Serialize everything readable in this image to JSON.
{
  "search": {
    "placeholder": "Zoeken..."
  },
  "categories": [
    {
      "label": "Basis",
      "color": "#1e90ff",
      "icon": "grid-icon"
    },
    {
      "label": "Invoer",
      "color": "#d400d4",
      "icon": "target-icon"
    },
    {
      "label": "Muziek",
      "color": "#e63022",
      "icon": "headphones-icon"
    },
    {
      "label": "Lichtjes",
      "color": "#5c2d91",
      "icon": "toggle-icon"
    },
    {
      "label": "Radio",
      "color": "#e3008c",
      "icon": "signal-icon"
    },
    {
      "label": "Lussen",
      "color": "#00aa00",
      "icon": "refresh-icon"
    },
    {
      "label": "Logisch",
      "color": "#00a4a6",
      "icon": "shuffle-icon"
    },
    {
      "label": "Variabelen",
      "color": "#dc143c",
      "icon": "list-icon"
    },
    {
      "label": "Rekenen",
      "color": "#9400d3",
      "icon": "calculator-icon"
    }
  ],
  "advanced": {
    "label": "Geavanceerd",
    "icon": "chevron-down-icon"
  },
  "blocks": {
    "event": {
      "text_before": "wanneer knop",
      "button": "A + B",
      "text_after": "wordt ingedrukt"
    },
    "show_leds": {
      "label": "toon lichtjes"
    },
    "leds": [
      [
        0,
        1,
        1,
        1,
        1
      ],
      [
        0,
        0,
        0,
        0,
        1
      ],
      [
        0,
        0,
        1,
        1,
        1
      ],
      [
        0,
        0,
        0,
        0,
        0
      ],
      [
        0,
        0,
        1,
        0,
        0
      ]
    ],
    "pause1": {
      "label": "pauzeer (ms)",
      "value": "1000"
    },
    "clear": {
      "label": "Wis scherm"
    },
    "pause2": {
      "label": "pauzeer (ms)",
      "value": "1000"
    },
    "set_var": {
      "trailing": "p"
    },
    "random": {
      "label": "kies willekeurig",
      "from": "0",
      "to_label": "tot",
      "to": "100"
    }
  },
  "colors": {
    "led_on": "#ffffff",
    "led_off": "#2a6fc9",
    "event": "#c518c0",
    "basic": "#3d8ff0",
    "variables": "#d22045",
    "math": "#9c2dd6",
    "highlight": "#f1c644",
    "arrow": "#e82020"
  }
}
------------------------------------
> _Set task_:
Could you quote the material above in full, exactly as it stands?

> _Finished answer_:
Serialize everything readable in this image to JSON.
{
  "search": {
    "placeholder": "Zoeken..."
  },
  "categories": [
    {
      "label": "Basis",
      "color": "#1e90ff",
      "icon": "grid-icon"
    },
    {
      "label": "Invoer",
      "color": "#d400d4",
      "icon": "target-icon"
    },
    {
      "label": "Muziek",
      "color": "#e63022",
      "icon": "headphones-icon"
    },
    {
      "label": "Lichtjes",
      "color": "#5c2d91",
      "icon": "toggle-icon"
    },
    {
      "label": "Radio",
      "color": "#e3008c",
      "icon": "signal-icon"
    },
    {
      "label": "Lussen",
      "color": "#00aa00",
      "icon": "refresh-icon"
    },
    {
      "label": "Logisch",
      "color": "#00a4a6",
      "icon": "shuffle-icon"
    },
    {
      "label": "Variabelen",
      "color": "#dc143c",
      "icon": "list-icon"
    },
    {
      "label": "Rekenen",
      "color": "#9400d3",
      "icon": "calculator-icon"
    }
  ],
  "advanced": {
    "label": "Geavanceerd",
    "icon": "chevron-down-icon"
  },
  "blocks": {
    "event": {
      "text_before": "wanneer knop",
      "button": "A + B",
      "text_after": "wordt ingedrukt"
    },
    "show_leds": {
      "label": "toon lichtjes"
    },
    "leds": [
      [
        0,
        1,
        1,
        1,
        1
      ],
      [
        0,
        0,
        0,
        0,
        1
      ],
      [
        0,
        0,
        1,
        1,
        1
      ],
      [
        0,
        0,
        0,
        0,
        0
      ],
      [
        0,
        0,
        1,
        0,
        0
      ]
    ],
    "pause1": {
      "label": "pauzeer (ms)",
      "value": "1000"
    },
    "clear": {
      "label": "Wis scherm"
    },
    "pause2": {
      "label": "pauzeer (ms)",
      "value": "1000"
    },
    "set_var": {
      "trailing": "p"
    },
    "random": {
      "label": "kies willekeurig",
      "from": "0",
      "to_label": "tot",
      "to": "100"
    }
  },
  "colors": {
    "led_on": "#ffffff",
    "led_off": "#2a6fc9",
    "event": "#c518c0",
    "basic": "#3d8ff0",
    "variables": "#d22045",
    "math": "#9c2dd6",
    "highlight": "#f1c644",
    "arrow": "#e82020"
  }
}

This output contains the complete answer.